## Tasks to complete
a - Answer these from the post on bringing cargo back from space:
(i) How much can the Soyuz TMA return?
(ii) About how large was the payload of the one Russian model that could return unmanned?
(iii) Which telescope had repaired items returned and evaluated?
b - Write the next part of the post on bringing cargo back from space, picking up after its final sentence.

## Text segment

===============

Bringing It Back to Earth Part 2

>> Sunday, May 16, 2010


The problem with the technical posts is that I have to go fetch all the specifics to put them together. So they take longer. Still, I want to get this out so I'm continuing with it.

Clearly, given that the needs required to allow humans to return to earth are so significant, throwing a bit of hardware or samples in with the rest is relatively benign compared to effort to do so on an unmanned mission. By definition (for all manned missions where we expect our crew to return), the vehicle needs life support systems, heat shields, attitude controls rockets and/or flight controls, deorbiting rockets (and fuel), some sort of slowing down mechanism (chutes, retrockets, flight surfaces, etc) and, frequently, some sort of transponder so that we can find them. Add a few kg of extra equipment/samples/experiments, etc is really no big deal.

But, if you have an unmanned satellite or space vehicle, you are talking about adding ALL of this equipment that otherwise wouldn't be necessary - except the life support system. For a remote spacecraft (outside earth's orbit) just the rocket for return alone is a huge added weight and complication.

But, before the advent of the Shuttle, the US and the Russians were still limited to, at most, a few hundred kg of additional baggage as it were. Most Russian spacecraft, those that aren't manned, are designed to burn up during reentry. There was one model that could return unmanned but it's payload was tiny relative to the trouble (~150 kg). Soyuz TMA, the manned Russian craft used for the ISS, can return 50 kg (and sometimes a smidge more).

The Shuttle, however, can bring down tens of thousands kg of payload, in the payload bay and/or the middeck. Trash, experiments, satellites, equipment, modules. Of all the precedents the Shuttle inaugurated, a world where equipment that failed could be returned and evaluated (as has been done extensively with repaired items on the Hubble Space Telescope - and even refurbished and reinstalled), this accomplishment is perhaps the greatest triumph of them all.

Oh, don't get me wrong, it's impressive that it's largely reusable, but there are some down-sides to that. And it has a pretty impressive payload capacity to begin with, no doubt. But, a big enough rocket, we can get that much payload, and more, as far or farther. Getting it back down? I wonder if we'll ever be able to do so much again. I doubt it will be in my lifetime.

I hope I'm wrong about that.

There are many triumphs particular to the manned portion of space exploration, not the least of which is that sending man into space means you have to lick two tough problems - how to get him out there and how to get him back. History makes it pretty clear which one's tougher.

===============

## Data shown
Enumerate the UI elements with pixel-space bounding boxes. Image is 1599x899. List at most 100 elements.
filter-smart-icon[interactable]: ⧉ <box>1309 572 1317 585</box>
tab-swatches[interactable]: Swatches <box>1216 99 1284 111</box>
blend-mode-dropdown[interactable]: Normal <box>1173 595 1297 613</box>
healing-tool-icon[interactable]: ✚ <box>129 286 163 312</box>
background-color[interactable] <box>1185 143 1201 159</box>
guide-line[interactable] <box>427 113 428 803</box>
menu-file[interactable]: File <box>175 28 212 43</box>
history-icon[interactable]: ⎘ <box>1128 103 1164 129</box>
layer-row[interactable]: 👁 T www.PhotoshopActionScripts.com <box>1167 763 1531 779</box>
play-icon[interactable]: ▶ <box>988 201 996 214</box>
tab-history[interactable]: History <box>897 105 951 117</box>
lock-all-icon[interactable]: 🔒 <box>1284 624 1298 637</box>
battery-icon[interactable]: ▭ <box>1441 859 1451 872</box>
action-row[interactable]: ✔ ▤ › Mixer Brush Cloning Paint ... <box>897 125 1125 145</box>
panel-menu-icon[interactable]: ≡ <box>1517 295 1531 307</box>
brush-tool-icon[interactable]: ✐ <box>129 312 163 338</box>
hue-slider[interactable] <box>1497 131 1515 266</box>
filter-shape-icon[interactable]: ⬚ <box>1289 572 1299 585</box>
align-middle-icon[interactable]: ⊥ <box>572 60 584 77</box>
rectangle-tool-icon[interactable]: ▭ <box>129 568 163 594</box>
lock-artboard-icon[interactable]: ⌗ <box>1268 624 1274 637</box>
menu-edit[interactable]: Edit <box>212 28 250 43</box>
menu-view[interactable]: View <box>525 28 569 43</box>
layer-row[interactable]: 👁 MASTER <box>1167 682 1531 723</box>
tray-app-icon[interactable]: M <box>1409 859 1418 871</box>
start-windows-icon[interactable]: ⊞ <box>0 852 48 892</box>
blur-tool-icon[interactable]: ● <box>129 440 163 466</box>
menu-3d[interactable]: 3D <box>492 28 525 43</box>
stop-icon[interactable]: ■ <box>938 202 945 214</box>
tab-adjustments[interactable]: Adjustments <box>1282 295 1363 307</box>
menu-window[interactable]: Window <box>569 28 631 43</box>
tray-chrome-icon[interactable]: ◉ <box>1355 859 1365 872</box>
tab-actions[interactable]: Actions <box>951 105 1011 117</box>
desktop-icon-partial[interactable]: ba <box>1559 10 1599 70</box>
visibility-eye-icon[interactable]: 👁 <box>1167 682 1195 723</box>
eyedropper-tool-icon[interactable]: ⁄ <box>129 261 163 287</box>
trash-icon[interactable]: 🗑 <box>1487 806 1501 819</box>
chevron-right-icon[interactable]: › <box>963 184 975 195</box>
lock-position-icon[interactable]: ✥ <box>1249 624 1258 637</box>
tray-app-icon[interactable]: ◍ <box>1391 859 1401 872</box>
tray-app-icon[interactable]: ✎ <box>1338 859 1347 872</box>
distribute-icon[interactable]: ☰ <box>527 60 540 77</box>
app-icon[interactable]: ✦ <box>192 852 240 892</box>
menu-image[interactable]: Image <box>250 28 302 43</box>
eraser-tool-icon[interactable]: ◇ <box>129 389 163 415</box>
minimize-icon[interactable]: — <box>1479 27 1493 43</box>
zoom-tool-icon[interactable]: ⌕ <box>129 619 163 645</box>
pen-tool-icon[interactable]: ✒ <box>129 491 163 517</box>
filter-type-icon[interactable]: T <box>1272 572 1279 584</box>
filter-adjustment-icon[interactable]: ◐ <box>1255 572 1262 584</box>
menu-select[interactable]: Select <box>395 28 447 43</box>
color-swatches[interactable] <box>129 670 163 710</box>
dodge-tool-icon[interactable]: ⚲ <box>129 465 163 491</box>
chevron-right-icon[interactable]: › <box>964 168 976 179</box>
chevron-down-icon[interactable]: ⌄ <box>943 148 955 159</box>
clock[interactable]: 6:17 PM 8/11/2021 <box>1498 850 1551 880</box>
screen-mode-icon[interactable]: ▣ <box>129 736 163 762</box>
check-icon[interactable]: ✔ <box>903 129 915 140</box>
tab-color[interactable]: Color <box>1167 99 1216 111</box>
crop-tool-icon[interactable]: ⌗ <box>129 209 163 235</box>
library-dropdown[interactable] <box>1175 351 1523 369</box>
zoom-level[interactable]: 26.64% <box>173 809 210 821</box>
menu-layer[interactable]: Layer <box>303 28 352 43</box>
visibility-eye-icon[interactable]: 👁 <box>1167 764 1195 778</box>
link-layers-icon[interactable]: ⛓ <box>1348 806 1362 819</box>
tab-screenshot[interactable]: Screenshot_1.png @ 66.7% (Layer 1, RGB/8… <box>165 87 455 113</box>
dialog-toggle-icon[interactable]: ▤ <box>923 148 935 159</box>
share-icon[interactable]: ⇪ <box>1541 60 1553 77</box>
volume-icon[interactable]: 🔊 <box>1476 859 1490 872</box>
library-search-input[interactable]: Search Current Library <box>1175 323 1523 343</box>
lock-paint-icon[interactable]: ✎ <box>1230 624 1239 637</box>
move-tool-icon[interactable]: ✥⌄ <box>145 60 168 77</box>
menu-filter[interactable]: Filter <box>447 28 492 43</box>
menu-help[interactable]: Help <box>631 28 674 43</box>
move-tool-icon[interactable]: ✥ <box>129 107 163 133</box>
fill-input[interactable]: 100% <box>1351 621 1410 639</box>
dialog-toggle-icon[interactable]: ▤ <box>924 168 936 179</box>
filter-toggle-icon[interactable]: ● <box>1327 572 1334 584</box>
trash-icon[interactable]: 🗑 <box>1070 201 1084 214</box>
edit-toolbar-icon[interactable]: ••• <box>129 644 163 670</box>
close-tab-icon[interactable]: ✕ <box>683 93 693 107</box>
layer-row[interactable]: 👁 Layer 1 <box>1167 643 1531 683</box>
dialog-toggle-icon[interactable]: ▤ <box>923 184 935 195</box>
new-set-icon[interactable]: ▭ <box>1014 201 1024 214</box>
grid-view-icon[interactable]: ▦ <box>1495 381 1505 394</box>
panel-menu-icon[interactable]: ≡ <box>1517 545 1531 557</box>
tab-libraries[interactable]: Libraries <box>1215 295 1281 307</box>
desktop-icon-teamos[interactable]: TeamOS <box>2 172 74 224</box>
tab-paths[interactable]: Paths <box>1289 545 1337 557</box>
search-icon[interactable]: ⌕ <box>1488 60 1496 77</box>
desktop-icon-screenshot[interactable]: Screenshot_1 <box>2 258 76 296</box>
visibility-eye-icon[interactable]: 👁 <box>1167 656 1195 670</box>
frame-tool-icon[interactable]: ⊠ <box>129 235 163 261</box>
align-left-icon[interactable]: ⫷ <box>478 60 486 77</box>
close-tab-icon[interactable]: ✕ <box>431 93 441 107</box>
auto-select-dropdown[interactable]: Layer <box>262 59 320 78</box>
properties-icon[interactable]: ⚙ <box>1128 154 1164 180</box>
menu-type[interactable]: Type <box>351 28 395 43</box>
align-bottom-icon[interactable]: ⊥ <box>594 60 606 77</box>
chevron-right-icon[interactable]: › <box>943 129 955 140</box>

===============

## Answers to the exercises
a -
(i) 50 kg, and sometimes a little more.
(ii) About 150 kg.
(iii) The Hubble Space Telescope.

b -
4 comments:

  • Darrell B. Nelson
     

    That was the huge advantage that the shuttle had over every other rocket system was the huge amount of "stuff" it could bring back to Earth.
    But the technology isn't lost. I'm sure once a profitable reason for bringing stuff back from space is around, Pharmaceuticals, Micro-Gravity Manufacturing, He3 ect. That the knowledge gained from the Shuttle will be revived and integrated into the new tech.

  • The Mother
     

    Are there people out there who don't get this?

    I suppose that a ton of folks look at the big rockets required for liftoff and assume that that's the most immediate danger to a manned mission--but our experience with the shuttle shows that it's only around half the problem.

  • Stephanie Barr
     

    You'd think that, the Mother, but even at NASA it is often brushed off, taken as a given.

    Of all the deaths in flight, 11 of them (from a total 18) involve return, STS-107 and both of the fatal landings by the Soviets, Soyuz 1 (where the parachutes failed to inflate properly and the retros didn't fire) and Soyuz 11 where an equalization valve was jarred open and evacuated the capsule.

    Actually, some of the near misses were pretty exciting, such as the landing in a frozen lake where they couldn't be pulled back up for more than a day - and they survived. Fascinating stuff. http://en.wikipedia.org/wiki/Space_accidents_and_incidents

    This is what the paper I'm presenting this week is on, accidents and near-misses and lessons learned.

  • Jeff King
     

    Great info... i would not have ever know this if it wasn't for you sharing... thx.

    keep up the good work, can't wait for more.